**Your objective:** Your task is to restate the data word for word.

----------

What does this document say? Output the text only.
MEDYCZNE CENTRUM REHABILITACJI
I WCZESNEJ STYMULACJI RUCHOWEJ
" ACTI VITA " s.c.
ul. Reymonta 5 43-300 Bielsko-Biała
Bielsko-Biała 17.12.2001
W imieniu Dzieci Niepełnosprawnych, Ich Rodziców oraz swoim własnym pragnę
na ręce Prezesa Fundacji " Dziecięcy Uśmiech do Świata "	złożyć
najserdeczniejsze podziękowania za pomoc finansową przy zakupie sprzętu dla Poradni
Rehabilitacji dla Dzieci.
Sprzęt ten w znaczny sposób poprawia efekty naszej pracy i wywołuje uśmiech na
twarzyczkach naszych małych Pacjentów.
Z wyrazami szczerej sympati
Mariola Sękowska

----------

**Response to the exercise:**
What does this document say? Output the text only.
MEDYCZNE CENTRUM REHABILITACJI
I WCZESNEJ STYMULACJI RUCHOWEJ
" ACTI VITA " s.c.
ul. Reymonta 5 43-300 Bielsko-Biała
Bielsko-Biała 17.12.2001
W imieniu Dzieci Niepełnosprawnych, Ich Rodziców oraz swoim własnym pragnę
na ręce Prezesa Fundacji " Dziecięcy Uśmiech do Świata "	złożyć
najserdeczniejsze podziękowania za pomoc finansową przy zakupie sprzętu dla Poradni
Rehabilitacji dla Dzieci.
Sprzęt ten w znaczny sposób poprawia efekty naszej pracy i wywołuje uśmiech na
twarzyczkach naszych małych Pacjentów.
Z wyrazami szczerej sympati
Mariola Sękowska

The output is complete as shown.